-- Input rows start --
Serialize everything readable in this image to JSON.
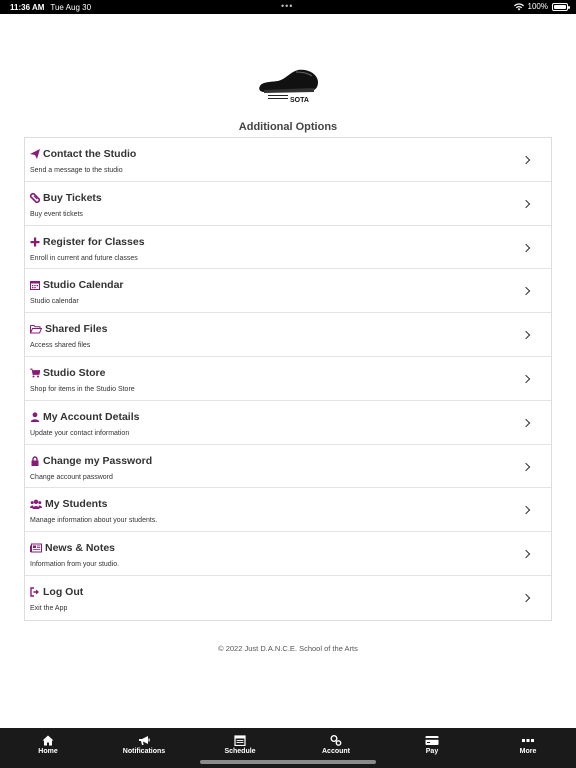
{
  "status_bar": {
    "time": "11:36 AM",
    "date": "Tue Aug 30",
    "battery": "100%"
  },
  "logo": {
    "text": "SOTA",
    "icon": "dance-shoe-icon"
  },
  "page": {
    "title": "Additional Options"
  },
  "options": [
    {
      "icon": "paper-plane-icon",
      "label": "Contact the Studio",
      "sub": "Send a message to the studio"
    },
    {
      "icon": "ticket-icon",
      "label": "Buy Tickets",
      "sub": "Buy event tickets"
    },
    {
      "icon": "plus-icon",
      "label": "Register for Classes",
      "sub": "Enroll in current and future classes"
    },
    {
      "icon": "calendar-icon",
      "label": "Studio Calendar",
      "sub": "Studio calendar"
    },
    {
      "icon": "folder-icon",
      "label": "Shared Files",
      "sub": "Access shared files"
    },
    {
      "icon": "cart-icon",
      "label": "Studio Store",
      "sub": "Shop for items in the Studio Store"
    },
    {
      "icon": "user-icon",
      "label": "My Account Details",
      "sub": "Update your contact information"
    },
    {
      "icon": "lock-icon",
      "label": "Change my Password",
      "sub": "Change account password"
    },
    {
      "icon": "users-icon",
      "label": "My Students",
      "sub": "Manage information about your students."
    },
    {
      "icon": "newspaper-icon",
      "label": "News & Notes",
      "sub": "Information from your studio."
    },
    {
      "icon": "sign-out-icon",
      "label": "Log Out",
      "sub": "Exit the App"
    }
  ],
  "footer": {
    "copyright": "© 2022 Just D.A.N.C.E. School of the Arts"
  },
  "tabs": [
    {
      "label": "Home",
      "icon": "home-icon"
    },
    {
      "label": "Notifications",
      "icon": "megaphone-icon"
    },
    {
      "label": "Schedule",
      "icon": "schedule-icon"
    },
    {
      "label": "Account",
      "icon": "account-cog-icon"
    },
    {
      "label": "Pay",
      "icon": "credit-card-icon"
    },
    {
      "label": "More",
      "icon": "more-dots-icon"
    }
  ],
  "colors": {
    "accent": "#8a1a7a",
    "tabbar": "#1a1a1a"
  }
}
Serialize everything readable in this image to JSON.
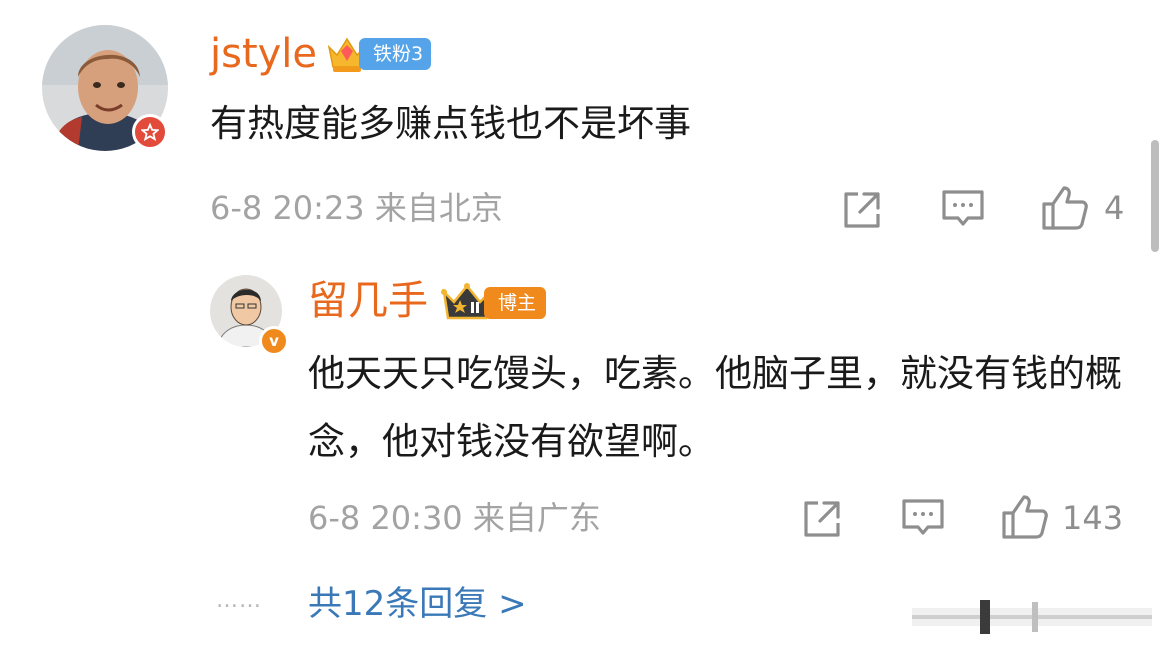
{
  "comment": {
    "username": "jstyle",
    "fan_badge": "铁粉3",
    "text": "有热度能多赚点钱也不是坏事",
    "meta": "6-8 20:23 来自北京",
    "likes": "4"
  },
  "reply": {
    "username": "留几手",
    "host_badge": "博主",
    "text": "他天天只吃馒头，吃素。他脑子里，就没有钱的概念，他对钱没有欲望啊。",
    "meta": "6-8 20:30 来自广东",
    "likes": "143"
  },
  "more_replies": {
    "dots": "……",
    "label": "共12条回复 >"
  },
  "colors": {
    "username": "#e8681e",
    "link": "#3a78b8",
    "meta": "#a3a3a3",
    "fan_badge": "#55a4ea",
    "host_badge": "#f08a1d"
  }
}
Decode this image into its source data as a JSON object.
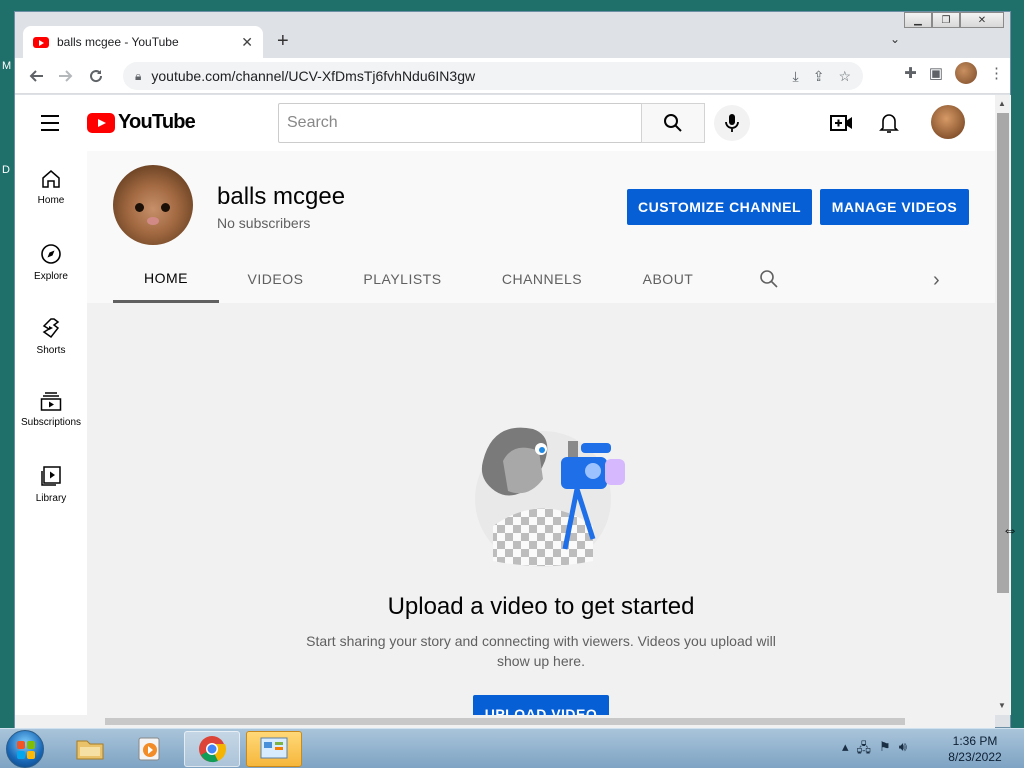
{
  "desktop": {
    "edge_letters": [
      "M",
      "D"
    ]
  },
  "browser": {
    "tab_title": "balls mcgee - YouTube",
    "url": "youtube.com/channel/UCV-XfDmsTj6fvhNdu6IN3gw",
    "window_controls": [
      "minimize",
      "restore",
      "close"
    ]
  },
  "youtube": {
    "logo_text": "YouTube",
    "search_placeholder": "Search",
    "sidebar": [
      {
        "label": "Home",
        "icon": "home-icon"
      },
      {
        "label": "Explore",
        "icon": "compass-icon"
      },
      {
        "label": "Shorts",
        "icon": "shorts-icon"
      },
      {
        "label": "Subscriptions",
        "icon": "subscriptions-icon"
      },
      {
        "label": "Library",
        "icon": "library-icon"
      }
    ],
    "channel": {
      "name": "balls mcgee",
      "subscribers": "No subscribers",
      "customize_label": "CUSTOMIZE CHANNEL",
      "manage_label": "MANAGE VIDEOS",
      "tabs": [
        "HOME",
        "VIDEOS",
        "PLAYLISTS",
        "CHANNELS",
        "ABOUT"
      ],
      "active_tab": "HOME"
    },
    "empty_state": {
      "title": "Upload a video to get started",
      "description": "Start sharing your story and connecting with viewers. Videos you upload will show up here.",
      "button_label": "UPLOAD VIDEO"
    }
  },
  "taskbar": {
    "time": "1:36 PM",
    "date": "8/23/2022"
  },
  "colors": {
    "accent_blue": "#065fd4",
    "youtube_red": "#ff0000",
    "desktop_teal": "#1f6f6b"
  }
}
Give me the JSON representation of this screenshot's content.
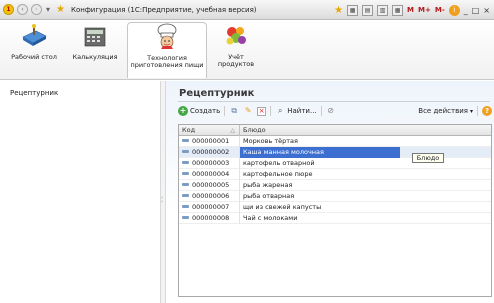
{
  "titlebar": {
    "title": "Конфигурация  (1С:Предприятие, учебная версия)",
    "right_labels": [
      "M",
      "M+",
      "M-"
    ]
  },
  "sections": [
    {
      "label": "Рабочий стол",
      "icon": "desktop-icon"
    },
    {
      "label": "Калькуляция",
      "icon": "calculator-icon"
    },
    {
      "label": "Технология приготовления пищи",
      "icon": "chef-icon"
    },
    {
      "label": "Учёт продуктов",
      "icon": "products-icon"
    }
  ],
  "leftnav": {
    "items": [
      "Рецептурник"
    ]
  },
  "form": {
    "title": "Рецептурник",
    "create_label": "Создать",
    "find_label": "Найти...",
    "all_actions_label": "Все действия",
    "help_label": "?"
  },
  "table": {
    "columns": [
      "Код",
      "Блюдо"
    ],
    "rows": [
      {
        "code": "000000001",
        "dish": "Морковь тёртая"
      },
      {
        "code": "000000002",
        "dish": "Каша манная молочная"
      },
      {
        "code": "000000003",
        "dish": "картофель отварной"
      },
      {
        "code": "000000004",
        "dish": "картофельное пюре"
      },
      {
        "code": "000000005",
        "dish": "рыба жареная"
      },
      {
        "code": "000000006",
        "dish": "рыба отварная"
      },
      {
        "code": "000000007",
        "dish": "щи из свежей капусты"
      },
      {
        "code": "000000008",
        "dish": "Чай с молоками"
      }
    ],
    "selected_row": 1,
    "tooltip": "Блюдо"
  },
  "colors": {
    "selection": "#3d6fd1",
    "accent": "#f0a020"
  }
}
-- Input rows end --
=== Job ===
Leave out the pictures, and give all the records again exactly.

=== Written answer ===
Serialize everything readable in this image to JSON.
{
  "status_bar": {
    "time": "11:36 AM",
    "date": "Tue Aug 30",
    "battery": "100%"
  },
  "logo": {
    "text": "SOTA",
    "icon": "dance-shoe-icon"
  },
  "page": {
    "title": "Additional Options"
  },
  "options": [
    {
      "icon": "paper-plane-icon",
      "label": "Contact the Studio",
      "sub": "Send a message to the studio"
    },
    {
      "icon": "ticket-icon",
      "label": "Buy Tickets",
      "sub": "Buy event tickets"
    },
    {
      "icon": "plus-icon",
      "label": "Register for Classes",
      "sub": "Enroll in current and future classes"
    },
    {
      "icon": "calendar-icon",
      "label": "Studio Calendar",
      "sub": "Studio calendar"
    },
    {
      "icon": "folder-icon",
      "label": "Shared Files",
      "sub": "Access shared files"
    },
    {
      "icon": "cart-icon",
      "label": "Studio Store",
      "sub": "Shop for items in the Studio Store"
    },
    {
      "icon": "user-icon",
      "label": "My Account Details",
      "sub": "Update your contact information"
    },
    {
      "icon": "lock-icon",
      "label": "Change my Password",
      "sub": "Change account password"
    },
    {
      "icon": "users-icon",
      "label": "My Students",
      "sub": "Manage information about your students."
    },
    {
      "icon": "newspaper-icon",
      "label": "News & Notes",
      "sub": "Information from your studio."
    },
    {
      "icon": "sign-out-icon",
      "label": "Log Out",
      "sub": "Exit the App"
    }
  ],
  "footer": {
    "copyright": "© 2022 Just D.A.N.C.E. School of the Arts"
  },
  "tabs": [
    {
      "label": "Home",
      "icon": "home-icon"
    },
    {
      "label": "Notifications",
      "icon": "megaphone-icon"
    },
    {
      "label": "Schedule",
      "icon": "schedule-icon"
    },
    {
      "label": "Account",
      "icon": "account-cog-icon"
    },
    {
      "label": "Pay",
      "icon": "credit-card-icon"
    },
    {
      "label": "More",
      "icon": "more-dots-icon"
    }
  ],
  "colors": {
    "accent": "#8a1a7a",
    "tabbar": "#1a1a1a"
  }
}
Serialize everything readable in this image to JSON.
{
  "comment": {
    "username": "jstyle",
    "fan_badge": "铁粉3",
    "text": "有热度能多赚点钱也不是坏事",
    "meta": "6-8 20:23 来自北京",
    "likes": "4"
  },
  "reply": {
    "username": "留几手",
    "host_badge": "博主",
    "text": "他天天只吃馒头，吃素。他脑子里，就没有钱的概念，他对钱没有欲望啊。",
    "meta": "6-8 20:30 来自广东",
    "likes": "143"
  },
  "more_replies": {
    "dots": "……",
    "label": "共12条回复 >"
  },
  "colors": {
    "username": "#e8681e",
    "link": "#3a78b8",
    "meta": "#a3a3a3",
    "fan_badge": "#55a4ea",
    "host_badge": "#f08a1d"
  }
}
Decode this image into its source data as a JSON object.
{
  "desktop": {
    "edge_letters": [
      "M",
      "D"
    ]
  },
  "browser": {
    "tab_title": "balls mcgee - YouTube",
    "url": "youtube.com/channel/UCV-XfDmsTj6fvhNdu6IN3gw",
    "window_controls": [
      "minimize",
      "restore",
      "close"
    ]
  },
  "youtube": {
    "logo_text": "YouTube",
    "search_placeholder": "Search",
    "sidebar": [
      {
        "label": "Home",
        "icon": "home-icon"
      },
      {
        "label": "Explore",
        "icon": "compass-icon"
      },
      {
        "label": "Shorts",
        "icon": "shorts-icon"
      },
      {
        "label": "Subscriptions",
        "icon": "subscriptions-icon"
      },
      {
        "label": "Library",
        "icon": "library-icon"
      }
    ],
    "channel": {
      "name": "balls mcgee",
      "subscribers": "No subscribers",
      "customize_label": "CUSTOMIZE CHANNEL",
      "manage_label": "MANAGE VIDEOS",
      "tabs": [
        "HOME",
        "VIDEOS",
        "PLAYLISTS",
        "CHANNELS",
        "ABOUT"
      ],
      "active_tab": "HOME"
    },
    "empty_state": {
      "title": "Upload a video to get started",
      "description": "Start sharing your story and connecting with viewers. Videos you upload will show up here.",
      "button_label": "UPLOAD VIDEO"
    }
  },
  "taskbar": {
    "time": "1:36 PM",
    "date": "8/23/2022"
  },
  "colors": {
    "accent_blue": "#065fd4",
    "youtube_red": "#ff0000",
    "desktop_teal": "#1f6f6b"
  }
}
Give me the JSON representation of this screenshot's content.
{
  "titlebar": {
    "title": "Конфигурация  (1С:Предприятие, учебная версия)",
    "right_labels": [
      "M",
      "M+",
      "M-"
    ]
  },
  "sections": [
    {
      "label": "Рабочий стол",
      "icon": "desktop-icon"
    },
    {
      "label": "Калькуляция",
      "icon": "calculator-icon"
    },
    {
      "label": "Технология приготовления пищи",
      "icon": "chef-icon"
    },
    {
      "label": "Учёт продуктов",
      "icon": "products-icon"
    }
  ],
  "leftnav": {
    "items": [
      "Рецептурник"
    ]
  },
  "form": {
    "title": "Рецептурник",
    "create_label": "Создать",
    "find_label": "Найти...",
    "all_actions_label": "Все действия",
    "help_label": "?"
  },
  "table": {
    "columns": [
      "Код",
      "Блюдо"
    ],
    "rows": [
      {
        "code": "000000001",
        "dish": "Морковь тёртая"
      },
      {
        "code": "000000002",
        "dish": "Каша манная молочная"
      },
      {
        "code": "000000003",
        "dish": "картофель отварной"
      },
      {
        "code": "000000004",
        "dish": "картофельное пюре"
      },
      {
        "code": "000000005",
        "dish": "рыба жареная"
      },
      {
        "code": "000000006",
        "dish": "рыба отварная"
      },
      {
        "code": "000000007",
        "dish": "щи из свежей капусты"
      },
      {
        "code": "000000008",
        "dish": "Чай с молоками"
      }
    ],
    "selected_row": 1,
    "tooltip": "Блюдо"
  },
  "colors": {
    "selection": "#3d6fd1",
    "accent": "#f0a020"
  }
}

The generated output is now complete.